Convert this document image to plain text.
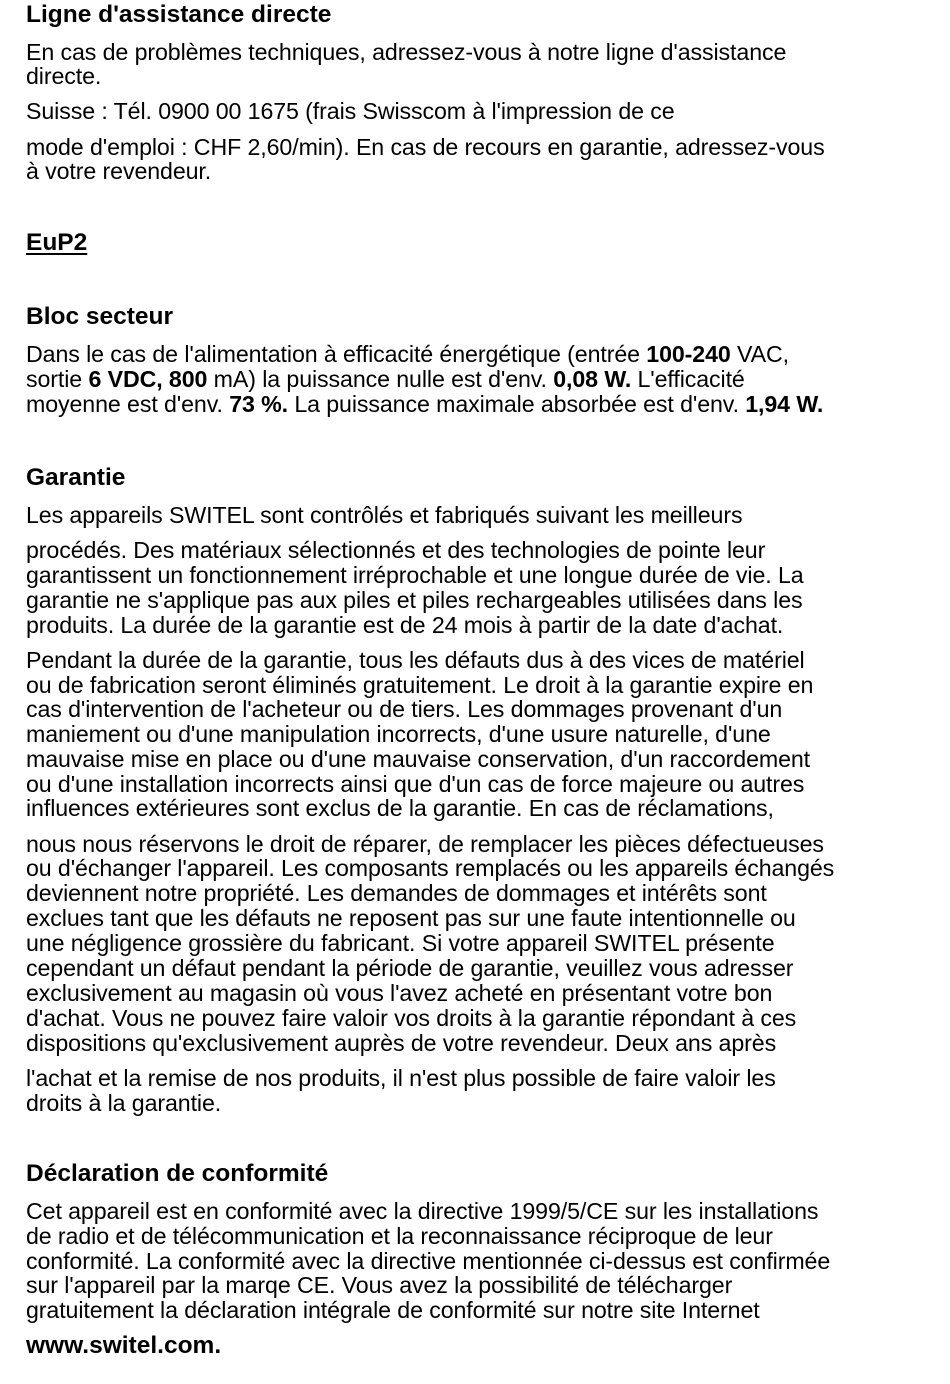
Ligne d'assistance directe
En cas de problèmes techniques, adressez-vous à notre ligne d'assistance
directe.
Suisse : Tél. 0900 00 1675 (frais Swisscom à l'impression de ce
mode d'emploi : CHF 2,60/min). En cas de recours en garantie, adressez-vous
à votre revendeur.
EuP2
Bloc secteur
Dans le cas de l'alimentation à efficacité énergétique (entrée 100-240 VAC,
sortie 6 VDC, 800 mA) la puissance nulle est d'env. 0,08 W. L'efficacité
moyenne est d'env. 73 %. La puissance maximale absorbée est d'env. 1,94 W.
Garantie
Les appareils SWITEL sont contrôlés et fabriqués suivant les meilleurs
procédés. Des matériaux sélectionnés et des technologies de pointe leur
garantissent un fonctionnement irréprochable et une longue durée de vie. La
garantie ne s'applique pas aux piles et piles rechargeables utilisées dans les
produits. La durée de la garantie est de 24 mois à partir de la date d'achat.
Pendant la durée de la garantie, tous les défauts dus à des vices de matériel
ou de fabrication seront éliminés gratuitement. Le droit à la garantie expire en
cas d'intervention de l'acheteur ou de tiers. Les dommages provenant d'un
maniement ou d'une manipulation incorrects, d'une usure naturelle, d'une
mauvaise mise en place ou d'une mauvaise conservation, d'un raccordement
ou d'une installation incorrects ainsi que d'un cas de force majeure ou autres
influences extérieures sont exclus de la garantie. En cas de réclamations,
nous nous réservons le droit de réparer, de remplacer les pièces défectueuses
ou d'échanger l'appareil. Les composants remplacés ou les appareils échangés
deviennent notre propriété. Les demandes de dommages et intérêts sont
exclues tant que les défauts ne reposent pas sur une faute intentionnelle ou
une négligence grossière du fabricant. Si votre appareil SWITEL présente
cependant un défaut pendant la période de garantie, veuillez vous adresser
exclusivement au magasin où vous l'avez acheté en présentant votre bon
d'achat. Vous ne pouvez faire valoir vos droits à la garantie répondant à ces
dispositions qu'exclusivement auprès de votre revendeur. Deux ans après
l'achat et la remise de nos produits, il n'est plus possible de faire valoir les
droits à la garantie.
Déclaration de conformité
Cet appareil est en conformité avec la directive 1999/5/CE sur les installations
de radio et de télécommunication et la reconnaissance réciproque de leur
conformité. La conformité avec la directive mentionnée ci-dessus est confirmée
sur l'appareil par la marqe CE. Vous avez la possibilité de télécharger
gratuitement la déclaration intégrale de conformité sur notre site Internet
www.switel.com.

*-*-*

Extract every line above containing the word "achat".

Written answer |
produits. La durée de la garantie est de 24 mois à partir de la date d'achat.
d'achat. Vous ne pouvez faire valoir vos droits à la garantie répondant à ces
l'achat et la remise de nos produits, il n'est plus possible de faire valoir les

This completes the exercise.